- [WHAT YOU SHOULD DO] From the entries that follow, pick out all lines holding "Output".

Structured figure records:
_ _ _ _ _ _ _

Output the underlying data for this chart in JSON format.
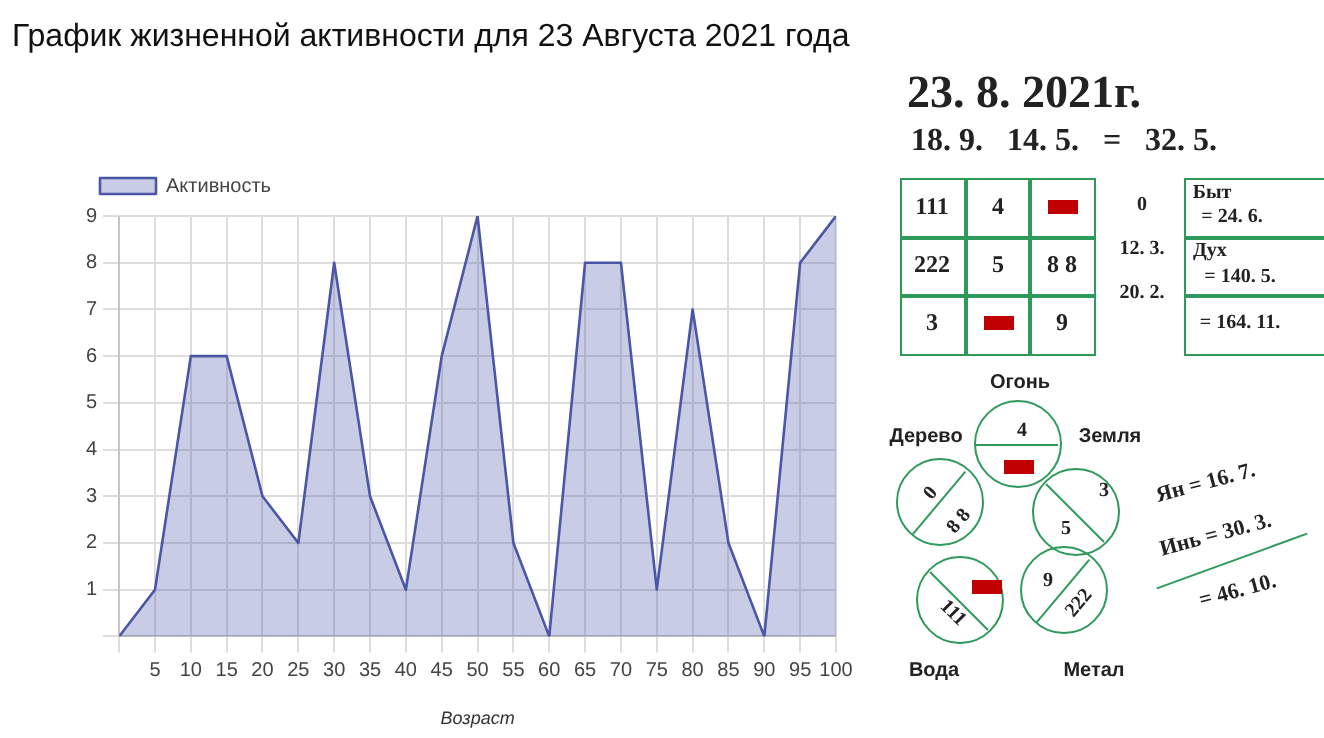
{
  "chart_data": [
    {
      "type": "area",
      "title": "График жизненной активности для 23 Августа 2021 года",
      "xlabel": "Возраст",
      "x": [
        0,
        5,
        10,
        15,
        20,
        25,
        30,
        35,
        40,
        45,
        50,
        55,
        60,
        65,
        70,
        75,
        80,
        85,
        90,
        95,
        100
      ],
      "series": [
        {
          "name": "Активность",
          "color": "#4a56a6",
          "values": [
            0,
            1,
            6,
            6,
            3,
            2,
            8,
            3,
            1,
            6,
            9,
            2,
            0,
            8,
            8,
            1,
            7,
            2,
            0,
            8,
            9
          ]
        }
      ],
      "xlim": [
        0,
        100
      ],
      "xticks": [
        {
          "value": 0,
          "label": null
        },
        5,
        10,
        15,
        20,
        25,
        30,
        35,
        40,
        45,
        50,
        55,
        60,
        65,
        70,
        75,
        80,
        85,
        90,
        95,
        100
      ],
      "ylim": [
        0,
        9
      ],
      "yticks": [
        {
          "value": 0,
          "label": null
        },
        1,
        2,
        3,
        4,
        5,
        6,
        7,
        8,
        9
      ],
      "grid": true,
      "legend": "top left"
    },
    {
      "type": "other",
      "annotations": [
        "23. 8. 2021г.",
        "18. 9.   14. 5.   =   32. 5.",
        "111",
        "4",
        "222",
        "5",
        "8 8",
        "3",
        "9",
        "0",
        "12. 3.",
        "20. 2.",
        "Быт",
        "= 24. 6.",
        "Дух",
        "= 140. 5.",
        "= 164. 11.",
        "Огонь",
        "Дерево",
        "Земля",
        "Вода",
        "Метал",
        "4",
        "0",
        "8 8",
        "3",
        "5",
        "9",
        "222",
        "111",
        "Ян = 16. 7.",
        "Инь = 30. 3.",
        "= 46. 10."
      ]
    }
  ]
}
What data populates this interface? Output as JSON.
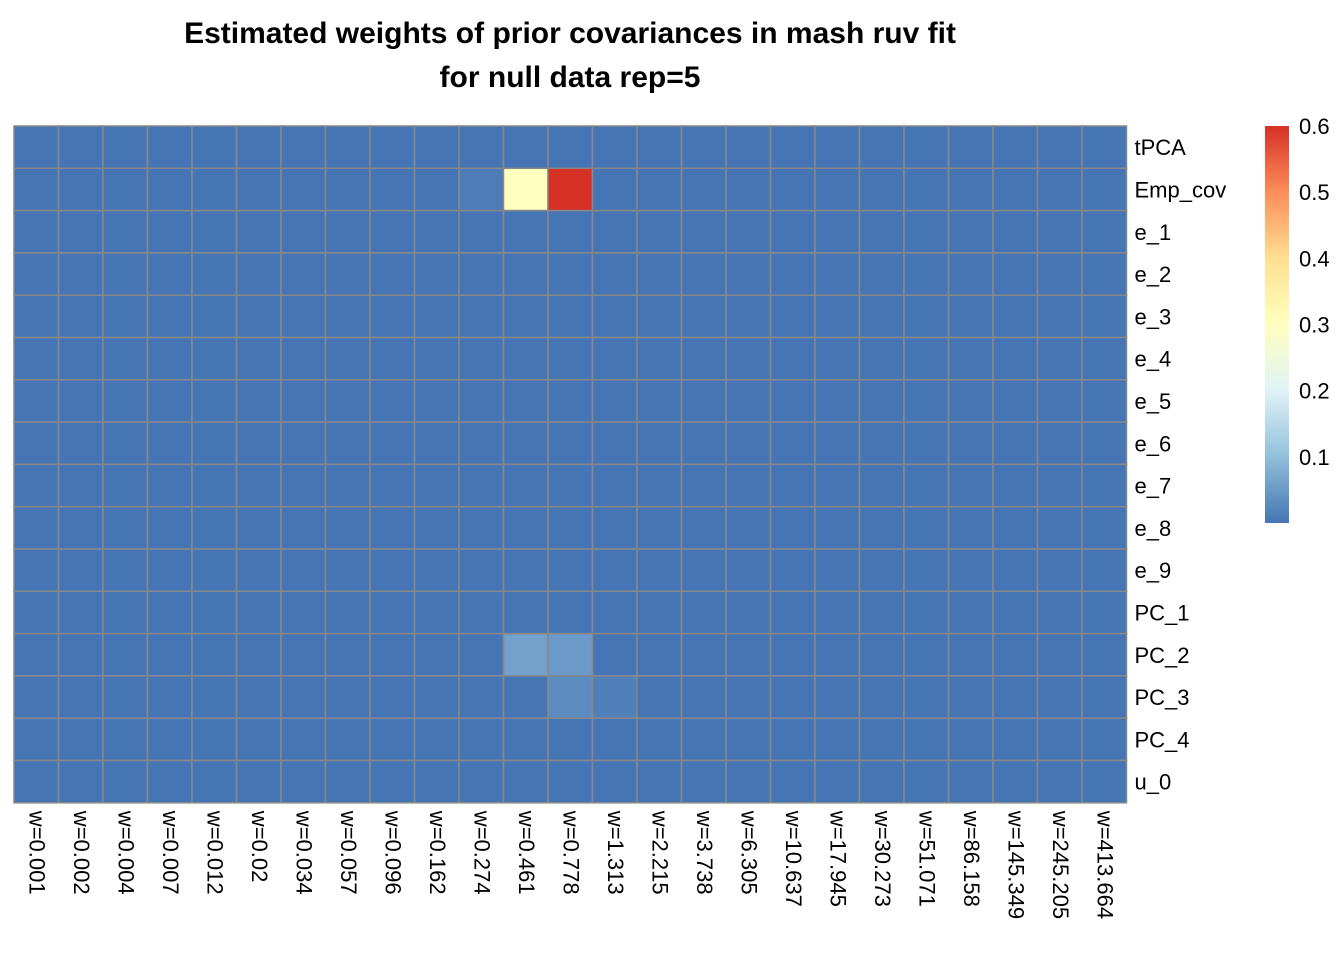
{
  "chart_data": {
    "type": "heatmap",
    "title": "Estimated weights of prior covariances in mash ruv fit\nfor null data rep=5",
    "columns": [
      "w=0.001",
      "w=0.002",
      "w=0.004",
      "w=0.007",
      "w=0.012",
      "w=0.02",
      "w=0.034",
      "w=0.057",
      "w=0.096",
      "w=0.162",
      "w=0.274",
      "w=0.461",
      "w=0.778",
      "w=1.313",
      "w=2.215",
      "w=3.738",
      "w=6.305",
      "w=10.637",
      "w=17.945",
      "w=30.273",
      "w=51.071",
      "w=86.158",
      "w=145.349",
      "w=245.205",
      "w=413.664"
    ],
    "rows": [
      "tPCA",
      "Emp_cov",
      "e_1",
      "e_2",
      "e_3",
      "e_4",
      "e_5",
      "e_6",
      "e_7",
      "e_8",
      "e_9",
      "PC_1",
      "PC_2",
      "PC_3",
      "PC_4",
      "u_0"
    ],
    "values": [
      [
        0,
        0,
        0,
        0,
        0,
        0,
        0,
        0,
        0,
        0,
        0,
        0,
        0,
        0,
        0,
        0,
        0,
        0,
        0,
        0,
        0,
        0,
        0,
        0,
        0
      ],
      [
        0,
        0,
        0,
        0,
        0,
        0,
        0,
        0,
        0,
        0,
        0.01,
        0.3,
        0.6,
        0,
        0,
        0,
        0,
        0,
        0,
        0,
        0,
        0,
        0,
        0,
        0
      ],
      [
        0,
        0,
        0,
        0,
        0,
        0,
        0,
        0,
        0,
        0,
        0,
        0,
        0,
        0,
        0,
        0,
        0,
        0,
        0,
        0,
        0,
        0,
        0,
        0,
        0
      ],
      [
        0,
        0,
        0,
        0,
        0,
        0,
        0,
        0,
        0,
        0,
        0,
        0,
        0,
        0,
        0,
        0,
        0,
        0,
        0,
        0,
        0,
        0,
        0,
        0,
        0
      ],
      [
        0,
        0,
        0,
        0,
        0,
        0,
        0,
        0,
        0,
        0,
        0,
        0,
        0,
        0,
        0,
        0,
        0,
        0,
        0,
        0,
        0,
        0,
        0,
        0,
        0
      ],
      [
        0,
        0,
        0,
        0,
        0,
        0,
        0,
        0,
        0,
        0,
        0,
        0,
        0,
        0,
        0,
        0,
        0,
        0,
        0,
        0,
        0,
        0,
        0,
        0,
        0
      ],
      [
        0,
        0,
        0,
        0,
        0,
        0,
        0,
        0,
        0,
        0,
        0,
        0,
        0,
        0,
        0,
        0,
        0,
        0,
        0,
        0,
        0,
        0,
        0,
        0,
        0
      ],
      [
        0,
        0,
        0,
        0,
        0,
        0,
        0,
        0,
        0,
        0,
        0,
        0,
        0,
        0,
        0,
        0,
        0,
        0,
        0,
        0,
        0,
        0,
        0,
        0,
        0
      ],
      [
        0,
        0,
        0,
        0,
        0,
        0,
        0,
        0,
        0,
        0,
        0,
        0,
        0,
        0,
        0,
        0,
        0,
        0,
        0,
        0,
        0,
        0,
        0,
        0,
        0
      ],
      [
        0,
        0,
        0,
        0,
        0,
        0,
        0,
        0,
        0,
        0,
        0,
        0,
        0,
        0,
        0,
        0,
        0,
        0,
        0,
        0,
        0,
        0,
        0,
        0,
        0
      ],
      [
        0,
        0,
        0,
        0,
        0,
        0,
        0,
        0,
        0,
        0,
        0,
        0,
        0,
        0,
        0,
        0,
        0,
        0,
        0,
        0,
        0,
        0,
        0,
        0,
        0
      ],
      [
        0,
        0,
        0,
        0,
        0,
        0,
        0,
        0,
        0,
        0,
        0,
        0,
        0,
        0,
        0,
        0,
        0,
        0,
        0,
        0,
        0,
        0,
        0,
        0,
        0
      ],
      [
        0,
        0,
        0,
        0,
        0,
        0,
        0,
        0,
        0,
        0,
        0,
        0.06,
        0.05,
        0,
        0,
        0,
        0,
        0,
        0,
        0,
        0,
        0,
        0,
        0,
        0
      ],
      [
        0,
        0,
        0,
        0,
        0,
        0,
        0,
        0,
        0,
        0,
        0,
        0,
        0.03,
        0.015,
        0,
        0,
        0,
        0,
        0,
        0,
        0,
        0,
        0,
        0,
        0
      ],
      [
        0,
        0,
        0,
        0,
        0,
        0,
        0,
        0,
        0,
        0,
        0,
        0,
        0,
        0,
        0,
        0,
        0,
        0,
        0,
        0,
        0,
        0,
        0,
        0,
        0
      ],
      [
        0,
        0,
        0,
        0,
        0,
        0,
        0,
        0,
        0,
        0,
        0,
        0,
        0,
        0,
        0,
        0,
        0,
        0,
        0,
        0,
        0,
        0,
        0,
        0,
        0
      ]
    ],
    "colorbar": {
      "ticks": [
        "0.1",
        "0.2",
        "0.3",
        "0.4",
        "0.5",
        "0.6"
      ],
      "range": [
        0,
        0.6
      ],
      "colors": [
        "#4575B4",
        "#91BFDB",
        "#E0F3F8",
        "#FFFFBF",
        "#FEE090",
        "#FC8D59",
        "#D73027"
      ]
    }
  }
}
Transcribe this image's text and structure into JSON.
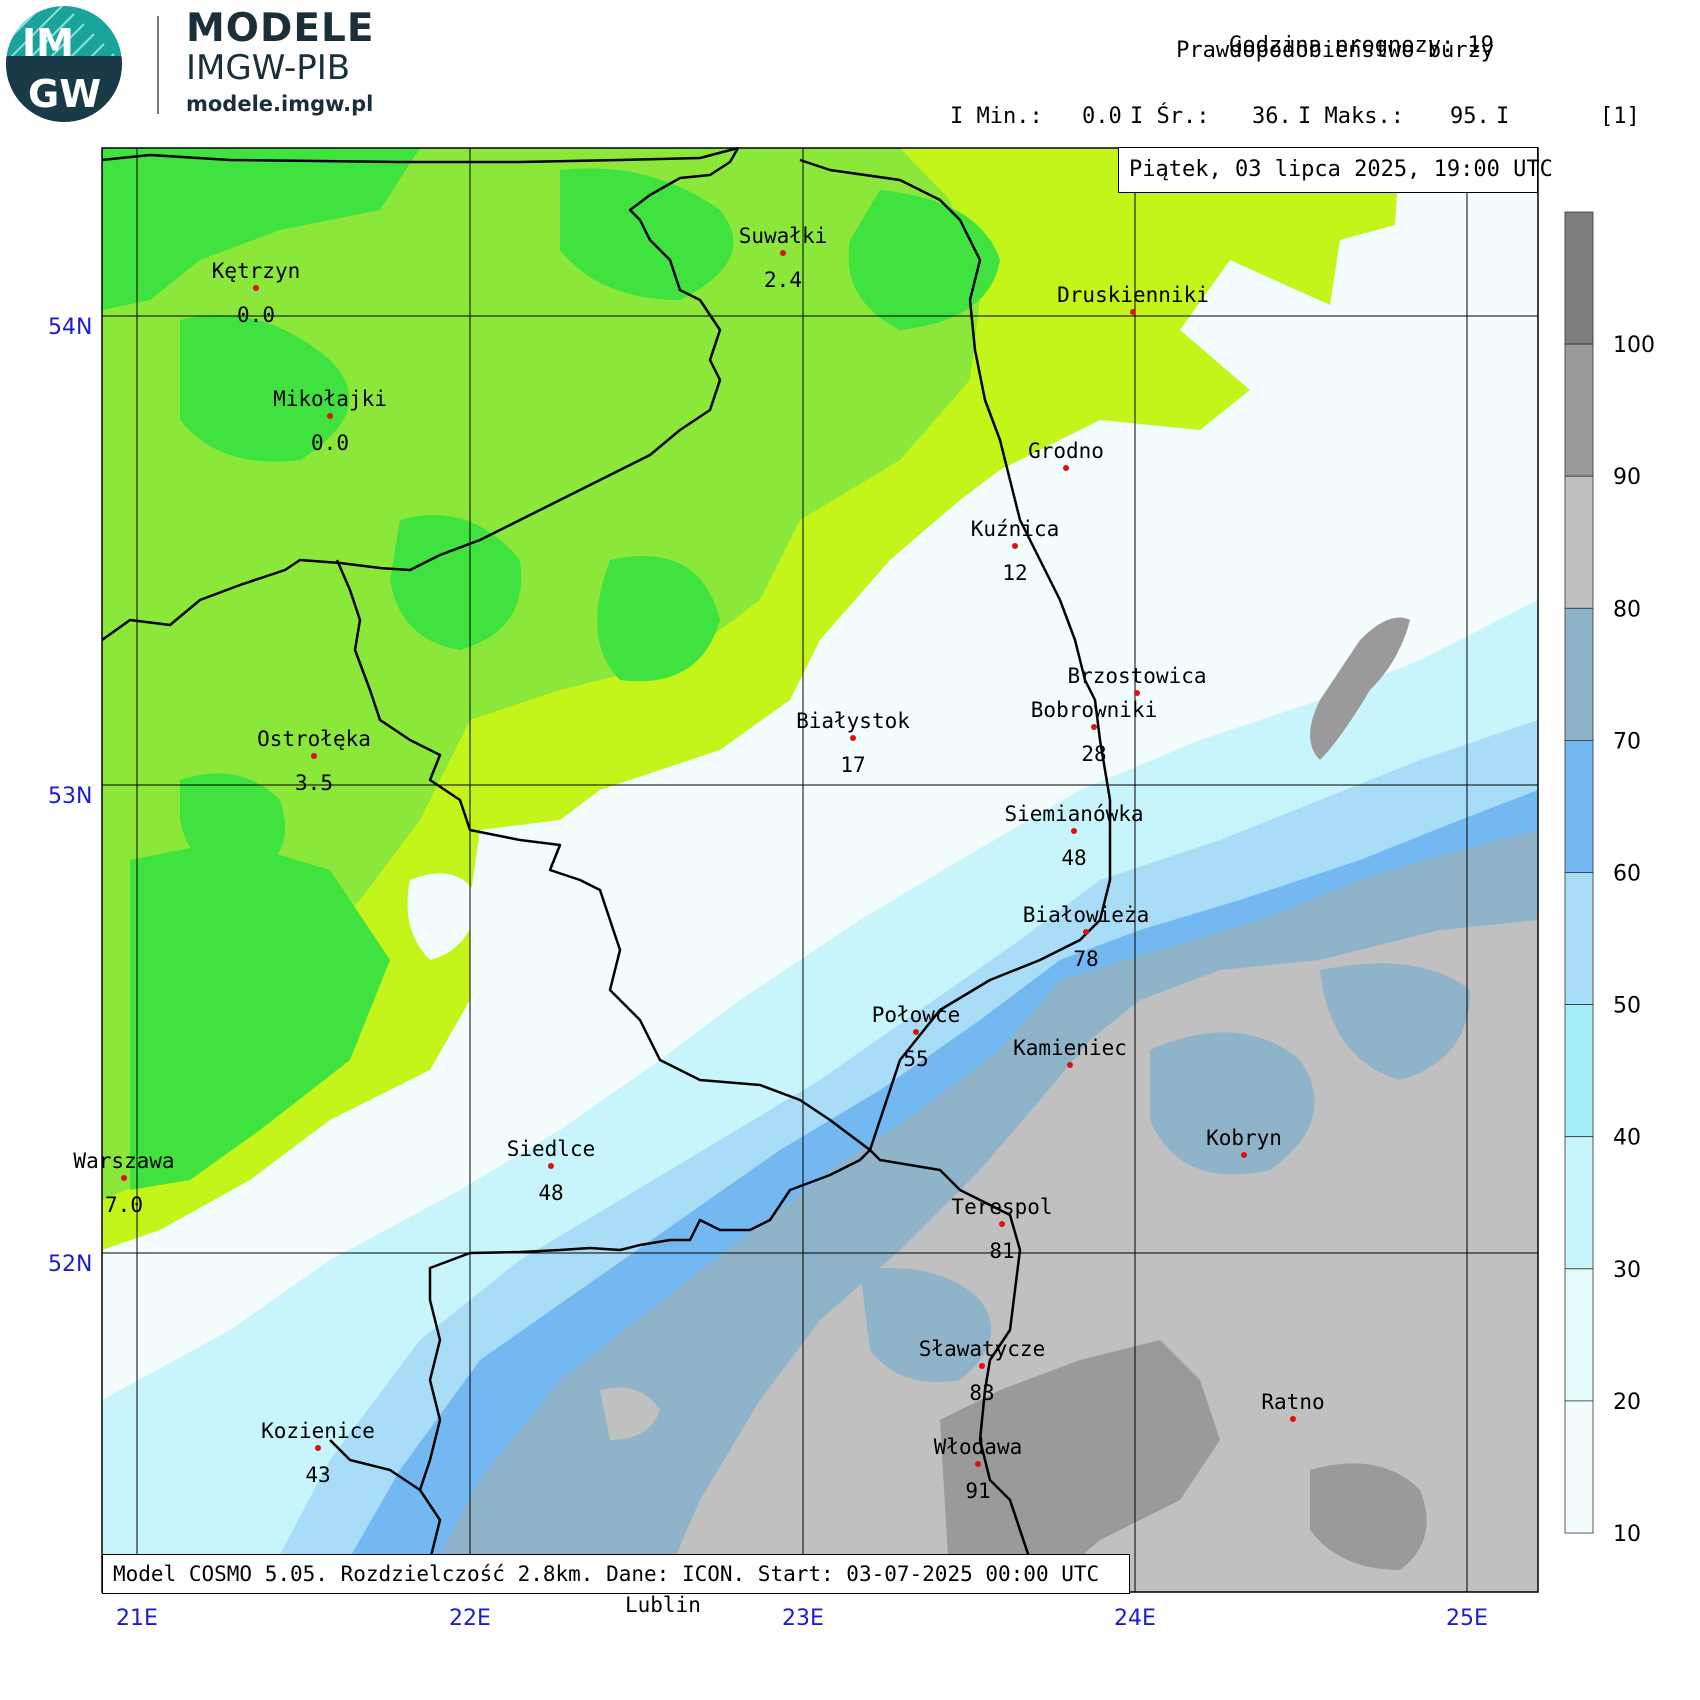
{
  "logo": {
    "badge_top": "IM",
    "badge_bottom": "GW",
    "title": "MODELE",
    "subtitle": "IMGW-PIB",
    "url": "modele.imgw.pl"
  },
  "header": {
    "forecast_hour_label": "Godzina prognozy:",
    "forecast_hour": "19",
    "parameter": "Prawdopodobieństwo burzy",
    "min_label": "I Min.:",
    "min_value": "0.0",
    "avg_label": "I Śr.:",
    "avg_value": "36.",
    "max_label": "I Maks.:",
    "max_value": "95.",
    "sep": "I",
    "unit": "[1]"
  },
  "date_label": "Piątek, 03 lipca 2025, 19:00 UTC",
  "model_info": "Model COSMO 5.05. Rozdzielczość 2.8km. Dane: ICON. Start: 03-07-2025 00:00 UTC",
  "outside_label": "Lublin",
  "axes": {
    "lon_labels": [
      "21E",
      "22E",
      "23E",
      "24E",
      "25E"
    ],
    "lat_labels": [
      "54N",
      "53N",
      "52N"
    ]
  },
  "colors": {
    "c10": "#f3fdfd",
    "c20": "#e4fbfc",
    "c30": "#c8f5fb",
    "c40": "#a4eef8",
    "c50": "#a9dcf7",
    "c60": "#74b8f2",
    "c70": "#8fb4c9",
    "c80": "#c0c0c0",
    "c90": "#9a9a9a",
    "c100": "#7e7e7e",
    "green_dark": "#3fe23f",
    "green_mid": "#8be83a",
    "green_light": "#c4f51a",
    "lime": "#d2f81c"
  },
  "legend": {
    "ticks": [
      "10",
      "20",
      "30",
      "40",
      "50",
      "60",
      "70",
      "80",
      "90",
      "100"
    ],
    "bands": [
      {
        "from": 10,
        "to": 20,
        "color": "#f3fdfd"
      },
      {
        "from": 20,
        "to": 30,
        "color": "#e4fbfc"
      },
      {
        "from": 30,
        "to": 40,
        "color": "#c8f5fb"
      },
      {
        "from": 40,
        "to": 50,
        "color": "#a4eef8"
      },
      {
        "from": 50,
        "to": 60,
        "color": "#a9dcf7"
      },
      {
        "from": 60,
        "to": 70,
        "color": "#74b8f2"
      },
      {
        "from": 70,
        "to": 80,
        "color": "#8fb4c9"
      },
      {
        "from": 80,
        "to": 90,
        "color": "#c0c0c0"
      },
      {
        "from": 90,
        "to": 100,
        "color": "#9a9a9a"
      },
      {
        "from": 100,
        "to": 110,
        "color": "#7e7e7e"
      }
    ]
  },
  "cities": [
    {
      "name": "Kętrzyn",
      "value": "0.0"
    },
    {
      "name": "Suwałki",
      "value": "2.4"
    },
    {
      "name": "Druskienniki",
      "value": ""
    },
    {
      "name": "Mikołajki",
      "value": "0.0"
    },
    {
      "name": "Grodno",
      "value": ""
    },
    {
      "name": "Kuźnica",
      "value": "12"
    },
    {
      "name": "Brzostowica",
      "value": ""
    },
    {
      "name": "Bobrowniki",
      "value": "28"
    },
    {
      "name": "Białystok",
      "value": "17"
    },
    {
      "name": "Ostrołęka",
      "value": "3.5"
    },
    {
      "name": "Siemianówka",
      "value": "48"
    },
    {
      "name": "Białowieża",
      "value": "78"
    },
    {
      "name": "Połowce",
      "value": "55"
    },
    {
      "name": "Kamieniec",
      "value": ""
    },
    {
      "name": "Kobryn",
      "value": ""
    },
    {
      "name": "Warszawa",
      "value": "7.0"
    },
    {
      "name": "Siedlce",
      "value": "48"
    },
    {
      "name": "Terespol",
      "value": "81"
    },
    {
      "name": "Sławatycze",
      "value": "83"
    },
    {
      "name": "Ratno",
      "value": ""
    },
    {
      "name": "Kozienice",
      "value": "43"
    },
    {
      "name": "Włodawa",
      "value": "91"
    }
  ]
}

_ _ _ _ _ _ _

- [THE REPLY]
Output the underlying data for this chart in JSON format.
What data populates this interface? Output as JSON.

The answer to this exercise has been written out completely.